== The records

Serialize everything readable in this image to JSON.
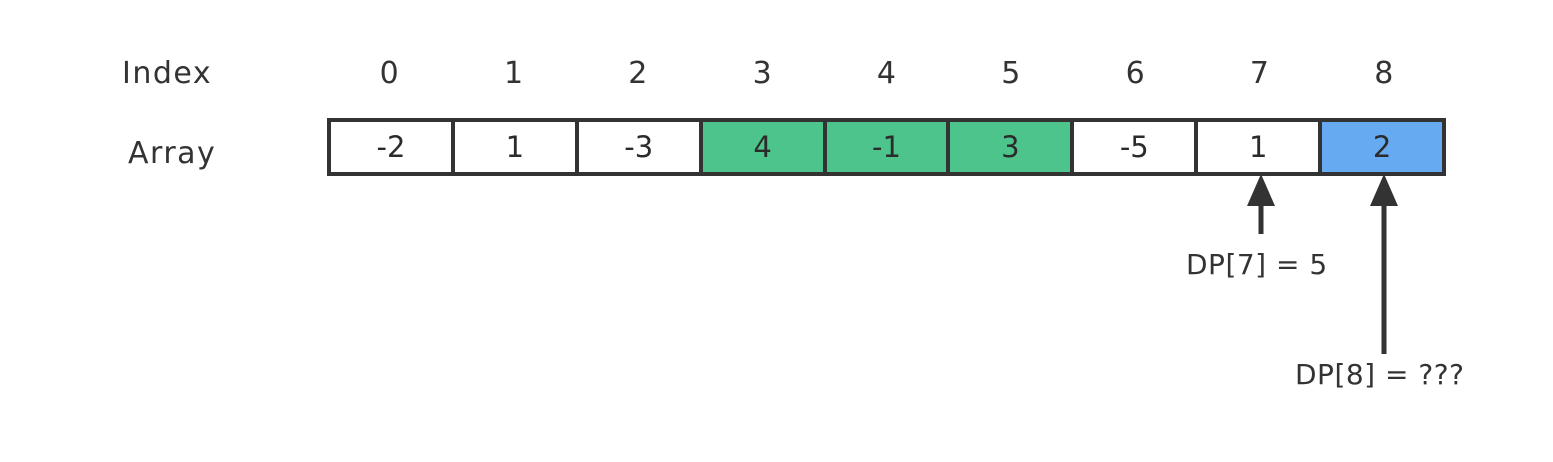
{
  "diagram": {
    "title_row_label": "Index",
    "array_row_label": "Array",
    "colors": {
      "stroke": "#333333",
      "cell_default": "#ffffff",
      "cell_highlight_green": "#4dc48c",
      "cell_highlight_blue": "#66abf2",
      "background": "#ffffff"
    },
    "indices": [
      "0",
      "1",
      "2",
      "3",
      "4",
      "5",
      "6",
      "7",
      "8"
    ],
    "cells": [
      {
        "index": "0",
        "value": "-2",
        "fill": "none"
      },
      {
        "index": "1",
        "value": "1",
        "fill": "none"
      },
      {
        "index": "2",
        "value": "-3",
        "fill": "none"
      },
      {
        "index": "3",
        "value": "4",
        "fill": "green"
      },
      {
        "index": "4",
        "value": "-1",
        "fill": "green"
      },
      {
        "index": "5",
        "value": "3",
        "fill": "green"
      },
      {
        "index": "6",
        "value": "-5",
        "fill": "none"
      },
      {
        "index": "7",
        "value": "1",
        "fill": "none"
      },
      {
        "index": "8",
        "value": "2",
        "fill": "blue"
      }
    ],
    "annotations": [
      {
        "id": "dp7",
        "label": "DP[7] = 5",
        "points_to_index": "7",
        "arrow_icon": "arrow-up-icon"
      },
      {
        "id": "dp8",
        "label": "DP[8] = ???",
        "points_to_index": "8",
        "arrow_icon": "arrow-up-icon"
      }
    ]
  }
}
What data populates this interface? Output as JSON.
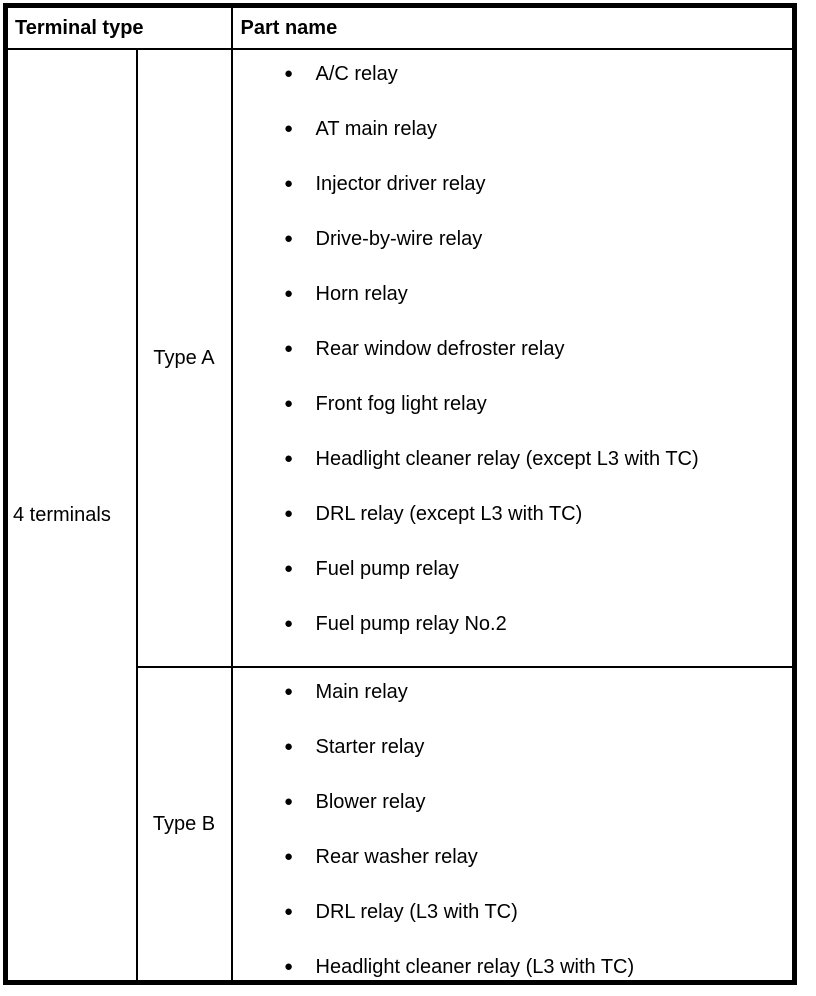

====

# Brief
Repeat the listing above exactly, with no pictures.

# Exercise result
Serialize everything readable in this image to JSON.
{
  "diagram": {
    "title_row_label": "Index",
    "array_row_label": "Array",
    "colors": {
      "stroke": "#333333",
      "cell_default": "#ffffff",
      "cell_highlight_green": "#4dc48c",
      "cell_highlight_blue": "#66abf2",
      "background": "#ffffff"
    },
    "indices": [
      "0",
      "1",
      "2",
      "3",
      "4",
      "5",
      "6",
      "7",
      "8"
    ],
    "cells": [
      {
        "index": "0",
        "value": "-2",
        "fill": "none"
      },
      {
        "index": "1",
        "value": "1",
        "fill": "none"
      },
      {
        "index": "2",
        "value": "-3",
        "fill": "none"
      },
      {
        "index": "3",
        "value": "4",
        "fill": "green"
      },
      {
        "index": "4",
        "value": "-1",
        "fill": "green"
      },
      {
        "index": "5",
        "value": "3",
        "fill": "green"
      },
      {
        "index": "6",
        "value": "-5",
        "fill": "none"
      },
      {
        "index": "7",
        "value": "1",
        "fill": "none"
      },
      {
        "index": "8",
        "value": "2",
        "fill": "blue"
      }
    ],
    "annotations": [
      {
        "id": "dp7",
        "label": "DP[7] = 5",
        "points_to_index": "7",
        "arrow_icon": "arrow-up-icon"
      },
      {
        "id": "dp8",
        "label": "DP[8] = ???",
        "points_to_index": "8",
        "arrow_icon": "arrow-up-icon"
      }
    ]
  }
}
What data populates this interface? Output as JSON.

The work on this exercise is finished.